Supplied entries.

* START *

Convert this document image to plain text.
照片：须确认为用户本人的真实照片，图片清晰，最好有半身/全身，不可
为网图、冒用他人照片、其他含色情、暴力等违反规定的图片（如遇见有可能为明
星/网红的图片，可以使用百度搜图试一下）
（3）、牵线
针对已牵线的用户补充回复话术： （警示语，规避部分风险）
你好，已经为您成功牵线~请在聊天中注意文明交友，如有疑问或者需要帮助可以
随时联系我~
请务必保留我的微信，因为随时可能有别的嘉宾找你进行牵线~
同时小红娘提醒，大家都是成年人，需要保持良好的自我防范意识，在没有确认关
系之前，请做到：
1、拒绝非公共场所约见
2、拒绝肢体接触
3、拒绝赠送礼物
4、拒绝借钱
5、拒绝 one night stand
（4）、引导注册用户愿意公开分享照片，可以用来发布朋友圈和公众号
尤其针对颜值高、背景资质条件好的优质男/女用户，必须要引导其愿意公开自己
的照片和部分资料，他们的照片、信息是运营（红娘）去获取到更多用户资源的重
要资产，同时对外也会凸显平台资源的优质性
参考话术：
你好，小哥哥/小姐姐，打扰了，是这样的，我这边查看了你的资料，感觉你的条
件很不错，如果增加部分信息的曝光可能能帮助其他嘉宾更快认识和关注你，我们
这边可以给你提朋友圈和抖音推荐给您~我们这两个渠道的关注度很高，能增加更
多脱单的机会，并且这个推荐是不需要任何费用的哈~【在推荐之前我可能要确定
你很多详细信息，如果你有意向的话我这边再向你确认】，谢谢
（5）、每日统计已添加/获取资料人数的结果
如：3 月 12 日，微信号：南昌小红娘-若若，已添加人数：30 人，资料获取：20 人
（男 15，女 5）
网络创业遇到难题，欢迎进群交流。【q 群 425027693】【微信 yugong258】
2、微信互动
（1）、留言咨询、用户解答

* END *

Aim. Reproduce the entries above in full by retyping them exactly.

Full answer.
Convert this document image to plain text.
照片：须确认为用户本人的真实照片，图片清晰，最好有半身/全身，不可
为网图、冒用他人照片、其他含色情、暴力等违反规定的图片（如遇见有可能为明
星/网红的图片，可以使用百度搜图试一下）
（3）、牵线
针对已牵线的用户补充回复话术： （警示语，规避部分风险）
你好，已经为您成功牵线~请在聊天中注意文明交友，如有疑问或者需要帮助可以
随时联系我~
请务必保留我的微信，因为随时可能有别的嘉宾找你进行牵线~
同时小红娘提醒，大家都是成年人，需要保持良好的自我防范意识，在没有确认关
系之前，请做到：
1、拒绝非公共场所约见
2、拒绝肢体接触
3、拒绝赠送礼物
4、拒绝借钱
5、拒绝 one night stand
（4）、引导注册用户愿意公开分享照片，可以用来发布朋友圈和公众号
尤其针对颜值高、背景资质条件好的优质男/女用户，必须要引导其愿意公开自己
的照片和部分资料，他们的照片、信息是运营（红娘）去获取到更多用户资源的重
要资产，同时对外也会凸显平台资源的优质性
参考话术：
你好，小哥哥/小姐姐，打扰了，是这样的，我这边查看了你的资料，感觉你的条
件很不错，如果增加部分信息的曝光可能能帮助其他嘉宾更快认识和关注你，我们
这边可以给你提朋友圈和抖音推荐给您~我们这两个渠道的关注度很高，能增加更
多脱单的机会，并且这个推荐是不需要任何费用的哈~【在推荐之前我可能要确定
你很多详细信息，如果你有意向的话我这边再向你确认】，谢谢
（5）、每日统计已添加/获取资料人数的结果
如：3 月 12 日，微信号：南昌小红娘-若若，已添加人数：30 人，资料获取：20 人
（男 15，女 5）
网络创业遇到难题，欢迎进群交流。【q 群 425027693】【微信 yugong258】
2、微信互动
（1）、留言咨询、用户解答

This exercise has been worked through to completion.